TASK PROMPT:
Please reproduce every record exactly as written, leaving out the pictures.
++++++++++
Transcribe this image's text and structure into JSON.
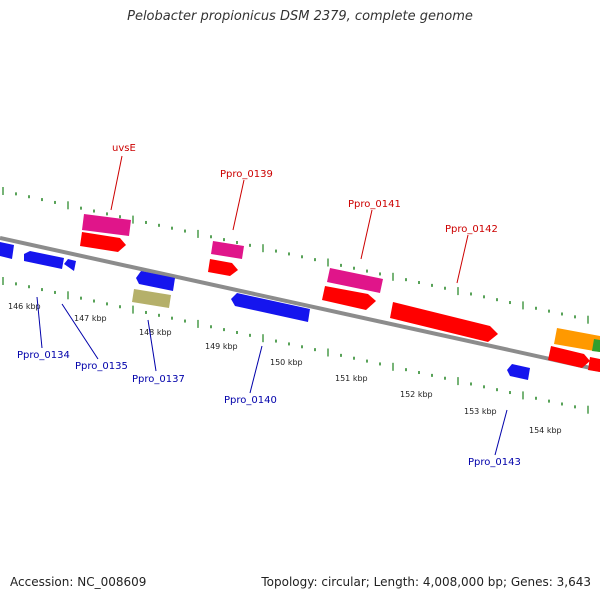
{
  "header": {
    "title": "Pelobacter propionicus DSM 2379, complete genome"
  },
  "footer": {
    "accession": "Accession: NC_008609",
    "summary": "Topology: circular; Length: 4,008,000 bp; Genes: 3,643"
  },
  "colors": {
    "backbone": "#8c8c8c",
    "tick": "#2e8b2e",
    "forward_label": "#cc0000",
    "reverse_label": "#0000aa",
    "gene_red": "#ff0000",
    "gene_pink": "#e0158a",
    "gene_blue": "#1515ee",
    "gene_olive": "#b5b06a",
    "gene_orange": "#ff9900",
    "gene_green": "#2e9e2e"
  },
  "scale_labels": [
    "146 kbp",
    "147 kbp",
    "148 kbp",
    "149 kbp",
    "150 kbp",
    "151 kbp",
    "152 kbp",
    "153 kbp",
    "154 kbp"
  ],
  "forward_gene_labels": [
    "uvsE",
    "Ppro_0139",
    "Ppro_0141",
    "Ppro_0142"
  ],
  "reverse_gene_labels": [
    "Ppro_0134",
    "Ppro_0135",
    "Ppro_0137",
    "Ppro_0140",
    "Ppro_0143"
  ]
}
++++++++++
OUTPUT FOR THIS TASK:
Transcribe this image's text and structure into JSON.
{
  "header": {
    "title": "Pelobacter propionicus DSM 2379, complete genome"
  },
  "footer": {
    "accession": "Accession: NC_008609",
    "summary": "Topology: circular; Length: 4,008,000 bp; Genes: 3,643"
  },
  "colors": {
    "backbone": "#8c8c8c",
    "tick": "#2e8b2e",
    "forward_label": "#cc0000",
    "reverse_label": "#0000aa",
    "gene_red": "#ff0000",
    "gene_pink": "#e0158a",
    "gene_blue": "#1515ee",
    "gene_olive": "#b5b06a",
    "gene_orange": "#ff9900",
    "gene_green": "#2e9e2e"
  },
  "scale_labels": [
    "146 kbp",
    "147 kbp",
    "148 kbp",
    "149 kbp",
    "150 kbp",
    "151 kbp",
    "152 kbp",
    "153 kbp",
    "154 kbp"
  ],
  "forward_gene_labels": [
    "uvsE",
    "Ppro_0139",
    "Ppro_0141",
    "Ppro_0142"
  ],
  "reverse_gene_labels": [
    "Ppro_0134",
    "Ppro_0135",
    "Ppro_0137",
    "Ppro_0140",
    "Ppro_0143"
  ]
}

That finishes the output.